GOAL OF THE EXERCISE: Exactly reproduce each entry, leaving out nothing.
** start INPUT RECORDS **
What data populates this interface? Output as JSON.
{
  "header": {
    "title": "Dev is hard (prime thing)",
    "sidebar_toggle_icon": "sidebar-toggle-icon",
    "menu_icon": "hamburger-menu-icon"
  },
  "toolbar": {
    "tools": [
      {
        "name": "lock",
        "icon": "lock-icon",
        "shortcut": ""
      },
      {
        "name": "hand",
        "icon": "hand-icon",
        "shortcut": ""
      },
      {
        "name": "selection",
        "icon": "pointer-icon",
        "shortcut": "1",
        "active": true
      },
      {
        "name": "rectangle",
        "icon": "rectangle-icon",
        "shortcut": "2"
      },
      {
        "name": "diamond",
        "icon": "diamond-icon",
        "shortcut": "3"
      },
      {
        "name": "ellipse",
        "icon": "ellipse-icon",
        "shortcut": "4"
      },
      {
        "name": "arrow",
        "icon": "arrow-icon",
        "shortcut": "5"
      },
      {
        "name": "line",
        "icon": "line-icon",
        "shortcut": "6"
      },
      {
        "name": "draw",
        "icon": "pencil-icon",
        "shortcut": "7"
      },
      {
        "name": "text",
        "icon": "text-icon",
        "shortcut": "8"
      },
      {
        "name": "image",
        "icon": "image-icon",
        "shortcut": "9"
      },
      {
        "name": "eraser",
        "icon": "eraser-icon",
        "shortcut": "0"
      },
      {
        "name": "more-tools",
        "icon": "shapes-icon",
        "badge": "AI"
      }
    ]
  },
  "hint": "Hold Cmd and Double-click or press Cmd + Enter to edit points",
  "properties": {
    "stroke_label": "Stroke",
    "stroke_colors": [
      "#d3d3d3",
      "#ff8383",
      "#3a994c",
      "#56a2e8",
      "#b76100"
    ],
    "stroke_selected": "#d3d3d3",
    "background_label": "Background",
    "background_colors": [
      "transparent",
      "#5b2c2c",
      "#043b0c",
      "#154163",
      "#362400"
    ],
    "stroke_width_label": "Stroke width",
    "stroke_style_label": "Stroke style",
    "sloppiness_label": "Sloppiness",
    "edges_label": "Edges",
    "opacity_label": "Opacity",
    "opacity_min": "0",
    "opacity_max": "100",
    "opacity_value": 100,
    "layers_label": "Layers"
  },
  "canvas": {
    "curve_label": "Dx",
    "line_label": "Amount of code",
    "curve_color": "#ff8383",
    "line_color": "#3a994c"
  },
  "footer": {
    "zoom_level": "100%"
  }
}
** end INPUT RECORDS **
COMPLETE OUTPUT:
What data populates this interface? Output as JSON.
{
  "header": {
    "title": "Dev is hard (prime thing)",
    "sidebar_toggle_icon": "sidebar-toggle-icon",
    "menu_icon": "hamburger-menu-icon"
  },
  "toolbar": {
    "tools": [
      {
        "name": "lock",
        "icon": "lock-icon",
        "shortcut": ""
      },
      {
        "name": "hand",
        "icon": "hand-icon",
        "shortcut": ""
      },
      {
        "name": "selection",
        "icon": "pointer-icon",
        "shortcut": "1",
        "active": true
      },
      {
        "name": "rectangle",
        "icon": "rectangle-icon",
        "shortcut": "2"
      },
      {
        "name": "diamond",
        "icon": "diamond-icon",
        "shortcut": "3"
      },
      {
        "name": "ellipse",
        "icon": "ellipse-icon",
        "shortcut": "4"
      },
      {
        "name": "arrow",
        "icon": "arrow-icon",
        "shortcut": "5"
      },
      {
        "name": "line",
        "icon": "line-icon",
        "shortcut": "6"
      },
      {
        "name": "draw",
        "icon": "pencil-icon",
        "shortcut": "7"
      },
      {
        "name": "text",
        "icon": "text-icon",
        "shortcut": "8"
      },
      {
        "name": "image",
        "icon": "image-icon",
        "shortcut": "9"
      },
      {
        "name": "eraser",
        "icon": "eraser-icon",
        "shortcut": "0"
      },
      {
        "name": "more-tools",
        "icon": "shapes-icon",
        "badge": "AI"
      }
    ]
  },
  "hint": "Hold Cmd and Double-click or press Cmd + Enter to edit points",
  "properties": {
    "stroke_label": "Stroke",
    "stroke_colors": [
      "#d3d3d3",
      "#ff8383",
      "#3a994c",
      "#56a2e8",
      "#b76100"
    ],
    "stroke_selected": "#d3d3d3",
    "background_label": "Background",
    "background_colors": [
      "transparent",
      "#5b2c2c",
      "#043b0c",
      "#154163",
      "#362400"
    ],
    "stroke_width_label": "Stroke width",
    "stroke_style_label": "Stroke style",
    "sloppiness_label": "Sloppiness",
    "edges_label": "Edges",
    "opacity_label": "Opacity",
    "opacity_min": "0",
    "opacity_max": "100",
    "opacity_value": 100,
    "layers_label": "Layers"
  },
  "canvas": {
    "curve_label": "Dx",
    "line_label": "Amount of code",
    "curve_color": "#ff8383",
    "line_color": "#3a994c"
  },
  "footer": {
    "zoom_level": "100%"
  }
}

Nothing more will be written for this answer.